DIRECTION — Copy every line with the string "JSON" in it.

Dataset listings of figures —
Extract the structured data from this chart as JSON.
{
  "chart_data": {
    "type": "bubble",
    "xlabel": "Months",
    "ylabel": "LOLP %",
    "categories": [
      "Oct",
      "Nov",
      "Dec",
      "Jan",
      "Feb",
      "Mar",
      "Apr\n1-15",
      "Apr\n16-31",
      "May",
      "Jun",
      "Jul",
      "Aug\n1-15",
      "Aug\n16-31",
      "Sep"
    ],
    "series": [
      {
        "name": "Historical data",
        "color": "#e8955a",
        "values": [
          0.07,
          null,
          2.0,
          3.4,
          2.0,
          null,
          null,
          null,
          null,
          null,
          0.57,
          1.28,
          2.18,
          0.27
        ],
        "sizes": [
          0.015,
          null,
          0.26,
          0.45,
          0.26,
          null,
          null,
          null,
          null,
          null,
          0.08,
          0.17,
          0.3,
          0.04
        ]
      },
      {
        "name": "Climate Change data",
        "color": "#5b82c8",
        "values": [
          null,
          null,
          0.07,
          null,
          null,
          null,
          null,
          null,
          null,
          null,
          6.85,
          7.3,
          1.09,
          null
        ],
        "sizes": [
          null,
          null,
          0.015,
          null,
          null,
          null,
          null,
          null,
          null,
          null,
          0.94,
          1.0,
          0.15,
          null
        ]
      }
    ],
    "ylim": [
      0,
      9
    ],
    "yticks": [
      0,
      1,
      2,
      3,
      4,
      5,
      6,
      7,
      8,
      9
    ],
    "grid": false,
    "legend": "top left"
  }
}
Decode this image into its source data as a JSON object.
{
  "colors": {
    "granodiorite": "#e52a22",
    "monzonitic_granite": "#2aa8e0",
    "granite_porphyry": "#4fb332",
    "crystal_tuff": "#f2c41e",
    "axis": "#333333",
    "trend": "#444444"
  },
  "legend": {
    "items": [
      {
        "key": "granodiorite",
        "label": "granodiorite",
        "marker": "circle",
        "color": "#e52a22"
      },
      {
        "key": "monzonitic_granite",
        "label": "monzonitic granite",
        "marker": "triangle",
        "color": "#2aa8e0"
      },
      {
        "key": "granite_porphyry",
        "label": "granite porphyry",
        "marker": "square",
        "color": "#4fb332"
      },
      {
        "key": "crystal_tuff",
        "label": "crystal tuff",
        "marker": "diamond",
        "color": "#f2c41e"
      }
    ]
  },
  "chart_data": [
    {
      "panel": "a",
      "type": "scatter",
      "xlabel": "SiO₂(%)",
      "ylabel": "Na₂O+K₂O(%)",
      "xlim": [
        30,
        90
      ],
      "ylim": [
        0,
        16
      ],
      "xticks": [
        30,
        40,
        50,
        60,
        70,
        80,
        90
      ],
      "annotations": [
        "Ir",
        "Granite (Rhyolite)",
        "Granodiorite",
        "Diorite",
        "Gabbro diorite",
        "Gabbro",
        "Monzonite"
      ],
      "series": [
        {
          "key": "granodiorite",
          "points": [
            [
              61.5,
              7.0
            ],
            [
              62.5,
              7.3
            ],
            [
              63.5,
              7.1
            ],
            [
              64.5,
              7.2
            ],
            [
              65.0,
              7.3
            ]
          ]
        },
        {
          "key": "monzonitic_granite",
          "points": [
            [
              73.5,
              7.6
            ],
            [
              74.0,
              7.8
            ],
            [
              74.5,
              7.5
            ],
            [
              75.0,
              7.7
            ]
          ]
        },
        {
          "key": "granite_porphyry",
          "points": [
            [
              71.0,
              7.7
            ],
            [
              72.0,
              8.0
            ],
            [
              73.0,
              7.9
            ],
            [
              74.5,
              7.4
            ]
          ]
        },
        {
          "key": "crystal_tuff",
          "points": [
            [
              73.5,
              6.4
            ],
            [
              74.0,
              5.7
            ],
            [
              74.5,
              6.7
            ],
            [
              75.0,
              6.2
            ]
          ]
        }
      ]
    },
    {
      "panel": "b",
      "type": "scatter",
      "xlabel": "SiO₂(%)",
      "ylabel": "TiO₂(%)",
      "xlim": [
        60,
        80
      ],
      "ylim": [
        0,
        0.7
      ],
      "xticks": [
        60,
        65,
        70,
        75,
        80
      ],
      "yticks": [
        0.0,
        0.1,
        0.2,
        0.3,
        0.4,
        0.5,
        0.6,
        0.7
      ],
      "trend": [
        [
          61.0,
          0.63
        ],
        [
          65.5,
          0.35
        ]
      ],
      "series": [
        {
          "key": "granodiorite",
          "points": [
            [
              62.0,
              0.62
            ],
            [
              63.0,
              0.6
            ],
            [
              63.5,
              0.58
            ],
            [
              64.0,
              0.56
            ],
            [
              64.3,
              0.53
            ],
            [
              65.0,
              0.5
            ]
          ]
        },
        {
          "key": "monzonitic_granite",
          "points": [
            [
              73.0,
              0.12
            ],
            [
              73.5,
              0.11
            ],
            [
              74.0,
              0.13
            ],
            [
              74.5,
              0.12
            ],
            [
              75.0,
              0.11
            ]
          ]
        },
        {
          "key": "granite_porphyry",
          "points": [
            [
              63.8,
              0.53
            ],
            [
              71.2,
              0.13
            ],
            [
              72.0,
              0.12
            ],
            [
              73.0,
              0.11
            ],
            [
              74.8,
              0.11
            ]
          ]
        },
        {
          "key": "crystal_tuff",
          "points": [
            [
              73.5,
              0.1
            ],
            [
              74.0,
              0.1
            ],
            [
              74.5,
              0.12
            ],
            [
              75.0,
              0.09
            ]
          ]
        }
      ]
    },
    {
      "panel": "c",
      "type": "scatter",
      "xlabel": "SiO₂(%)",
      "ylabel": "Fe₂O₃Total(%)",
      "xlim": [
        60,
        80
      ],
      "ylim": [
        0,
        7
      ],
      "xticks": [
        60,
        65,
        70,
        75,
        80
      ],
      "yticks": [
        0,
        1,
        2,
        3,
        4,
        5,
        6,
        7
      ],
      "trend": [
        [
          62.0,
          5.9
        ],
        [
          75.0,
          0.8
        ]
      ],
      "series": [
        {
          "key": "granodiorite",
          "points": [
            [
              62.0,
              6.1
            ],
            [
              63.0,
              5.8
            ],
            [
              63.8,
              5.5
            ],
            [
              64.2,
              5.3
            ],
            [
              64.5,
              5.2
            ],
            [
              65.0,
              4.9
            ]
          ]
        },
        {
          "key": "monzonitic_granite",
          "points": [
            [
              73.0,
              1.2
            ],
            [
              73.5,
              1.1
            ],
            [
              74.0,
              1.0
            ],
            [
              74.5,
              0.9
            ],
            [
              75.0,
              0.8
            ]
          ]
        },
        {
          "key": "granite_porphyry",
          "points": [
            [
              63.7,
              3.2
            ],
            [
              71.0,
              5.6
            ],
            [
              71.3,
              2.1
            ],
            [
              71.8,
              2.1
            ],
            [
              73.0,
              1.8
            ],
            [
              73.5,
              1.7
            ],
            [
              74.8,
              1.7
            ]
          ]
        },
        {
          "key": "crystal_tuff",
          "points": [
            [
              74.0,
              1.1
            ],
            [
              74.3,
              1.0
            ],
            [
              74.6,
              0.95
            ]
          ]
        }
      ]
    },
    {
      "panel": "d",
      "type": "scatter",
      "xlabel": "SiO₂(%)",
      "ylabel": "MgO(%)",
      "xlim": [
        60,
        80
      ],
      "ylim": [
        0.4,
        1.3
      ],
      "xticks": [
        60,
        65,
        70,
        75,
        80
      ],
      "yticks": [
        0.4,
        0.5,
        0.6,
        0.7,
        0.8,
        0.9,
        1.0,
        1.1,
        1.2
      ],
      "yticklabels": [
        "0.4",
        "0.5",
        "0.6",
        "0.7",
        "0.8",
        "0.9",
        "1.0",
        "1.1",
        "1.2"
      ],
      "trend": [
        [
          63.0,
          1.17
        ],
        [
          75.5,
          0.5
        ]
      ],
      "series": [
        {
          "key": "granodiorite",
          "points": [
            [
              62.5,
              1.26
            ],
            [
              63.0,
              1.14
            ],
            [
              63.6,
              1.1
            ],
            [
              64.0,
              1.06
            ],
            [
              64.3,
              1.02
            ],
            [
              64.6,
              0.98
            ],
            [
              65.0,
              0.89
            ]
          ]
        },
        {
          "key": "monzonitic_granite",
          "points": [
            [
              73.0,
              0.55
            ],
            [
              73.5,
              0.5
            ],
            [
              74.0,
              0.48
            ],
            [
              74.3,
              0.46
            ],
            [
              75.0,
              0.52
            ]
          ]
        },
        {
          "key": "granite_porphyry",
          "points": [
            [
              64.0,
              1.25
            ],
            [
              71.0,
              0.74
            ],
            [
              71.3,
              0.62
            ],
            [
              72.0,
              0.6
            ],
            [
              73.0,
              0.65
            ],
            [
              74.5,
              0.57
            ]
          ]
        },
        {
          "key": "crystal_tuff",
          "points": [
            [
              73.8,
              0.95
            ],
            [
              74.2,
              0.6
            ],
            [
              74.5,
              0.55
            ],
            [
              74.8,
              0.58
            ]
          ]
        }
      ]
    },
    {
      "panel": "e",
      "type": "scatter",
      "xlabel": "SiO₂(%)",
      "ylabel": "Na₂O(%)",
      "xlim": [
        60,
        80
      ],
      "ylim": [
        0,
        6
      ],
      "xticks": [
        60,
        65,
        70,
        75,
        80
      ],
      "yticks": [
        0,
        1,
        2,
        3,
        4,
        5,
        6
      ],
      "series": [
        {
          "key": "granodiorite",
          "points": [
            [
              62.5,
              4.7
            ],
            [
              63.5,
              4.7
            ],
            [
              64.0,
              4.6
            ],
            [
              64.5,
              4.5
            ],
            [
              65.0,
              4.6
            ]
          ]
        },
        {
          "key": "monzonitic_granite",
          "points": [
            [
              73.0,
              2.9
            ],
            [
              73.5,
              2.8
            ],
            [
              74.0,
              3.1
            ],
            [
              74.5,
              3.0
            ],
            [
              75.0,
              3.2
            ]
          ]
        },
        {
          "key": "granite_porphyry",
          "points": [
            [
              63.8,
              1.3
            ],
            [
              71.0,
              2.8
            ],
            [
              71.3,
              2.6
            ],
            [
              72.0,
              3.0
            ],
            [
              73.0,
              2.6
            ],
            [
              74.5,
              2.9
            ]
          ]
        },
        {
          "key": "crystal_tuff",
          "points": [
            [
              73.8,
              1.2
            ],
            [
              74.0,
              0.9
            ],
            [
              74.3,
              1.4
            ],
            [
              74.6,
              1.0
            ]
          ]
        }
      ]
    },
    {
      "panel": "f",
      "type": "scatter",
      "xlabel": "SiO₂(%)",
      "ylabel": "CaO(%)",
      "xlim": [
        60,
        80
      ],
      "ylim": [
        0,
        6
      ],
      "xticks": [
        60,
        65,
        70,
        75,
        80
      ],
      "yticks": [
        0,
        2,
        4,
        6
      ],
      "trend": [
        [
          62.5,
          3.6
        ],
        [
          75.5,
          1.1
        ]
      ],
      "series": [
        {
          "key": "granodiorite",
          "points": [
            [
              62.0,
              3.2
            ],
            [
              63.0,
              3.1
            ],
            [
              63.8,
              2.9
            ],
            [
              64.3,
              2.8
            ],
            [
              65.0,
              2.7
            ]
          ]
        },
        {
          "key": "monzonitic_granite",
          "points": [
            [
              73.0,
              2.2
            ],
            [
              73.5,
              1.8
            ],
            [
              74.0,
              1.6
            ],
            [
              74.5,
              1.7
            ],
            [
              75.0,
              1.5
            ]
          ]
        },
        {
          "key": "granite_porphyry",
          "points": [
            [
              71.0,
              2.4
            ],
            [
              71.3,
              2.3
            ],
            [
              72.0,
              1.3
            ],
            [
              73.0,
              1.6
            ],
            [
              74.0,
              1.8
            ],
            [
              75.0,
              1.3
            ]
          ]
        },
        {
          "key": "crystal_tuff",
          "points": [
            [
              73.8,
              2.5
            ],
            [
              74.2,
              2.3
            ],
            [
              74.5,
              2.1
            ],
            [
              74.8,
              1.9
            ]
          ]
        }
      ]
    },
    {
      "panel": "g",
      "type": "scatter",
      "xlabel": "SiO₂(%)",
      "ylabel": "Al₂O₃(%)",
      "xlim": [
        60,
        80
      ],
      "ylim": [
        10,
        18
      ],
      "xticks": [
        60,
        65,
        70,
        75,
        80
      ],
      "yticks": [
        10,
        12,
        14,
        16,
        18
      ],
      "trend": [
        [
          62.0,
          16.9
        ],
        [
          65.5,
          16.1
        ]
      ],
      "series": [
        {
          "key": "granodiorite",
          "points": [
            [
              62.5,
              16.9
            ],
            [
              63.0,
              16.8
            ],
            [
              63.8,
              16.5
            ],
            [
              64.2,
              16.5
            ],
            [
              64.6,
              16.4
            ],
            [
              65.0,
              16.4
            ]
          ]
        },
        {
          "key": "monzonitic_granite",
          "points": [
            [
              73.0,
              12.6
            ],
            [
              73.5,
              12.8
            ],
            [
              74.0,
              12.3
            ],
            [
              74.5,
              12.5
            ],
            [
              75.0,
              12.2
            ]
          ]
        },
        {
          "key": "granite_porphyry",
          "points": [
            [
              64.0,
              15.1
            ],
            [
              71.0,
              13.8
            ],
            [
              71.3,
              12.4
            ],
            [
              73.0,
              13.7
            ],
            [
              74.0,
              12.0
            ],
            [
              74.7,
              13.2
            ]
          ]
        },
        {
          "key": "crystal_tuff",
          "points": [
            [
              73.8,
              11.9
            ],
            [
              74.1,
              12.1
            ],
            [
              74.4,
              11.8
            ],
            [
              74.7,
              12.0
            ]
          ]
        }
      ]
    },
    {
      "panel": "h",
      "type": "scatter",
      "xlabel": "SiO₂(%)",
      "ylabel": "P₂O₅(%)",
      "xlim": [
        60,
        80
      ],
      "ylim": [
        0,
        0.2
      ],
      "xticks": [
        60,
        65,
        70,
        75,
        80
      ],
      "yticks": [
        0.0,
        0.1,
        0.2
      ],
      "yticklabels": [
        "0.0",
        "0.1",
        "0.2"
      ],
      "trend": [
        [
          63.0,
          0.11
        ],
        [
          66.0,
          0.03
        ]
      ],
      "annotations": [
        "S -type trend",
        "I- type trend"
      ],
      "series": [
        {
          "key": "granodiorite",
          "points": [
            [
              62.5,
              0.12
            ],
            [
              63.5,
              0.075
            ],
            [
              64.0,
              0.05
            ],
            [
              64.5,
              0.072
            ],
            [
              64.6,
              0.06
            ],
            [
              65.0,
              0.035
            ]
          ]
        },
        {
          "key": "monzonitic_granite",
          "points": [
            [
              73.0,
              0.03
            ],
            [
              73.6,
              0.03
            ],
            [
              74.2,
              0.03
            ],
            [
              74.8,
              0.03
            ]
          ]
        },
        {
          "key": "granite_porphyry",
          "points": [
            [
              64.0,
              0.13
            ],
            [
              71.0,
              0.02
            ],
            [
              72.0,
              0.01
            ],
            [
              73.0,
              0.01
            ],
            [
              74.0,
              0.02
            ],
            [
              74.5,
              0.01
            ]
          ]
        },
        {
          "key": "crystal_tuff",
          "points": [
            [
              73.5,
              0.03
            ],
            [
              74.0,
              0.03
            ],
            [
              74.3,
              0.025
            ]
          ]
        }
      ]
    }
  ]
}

FINISHED TASK —
Extract the structured data from this chart as JSON.
Decode this image into its source data as a JSON object.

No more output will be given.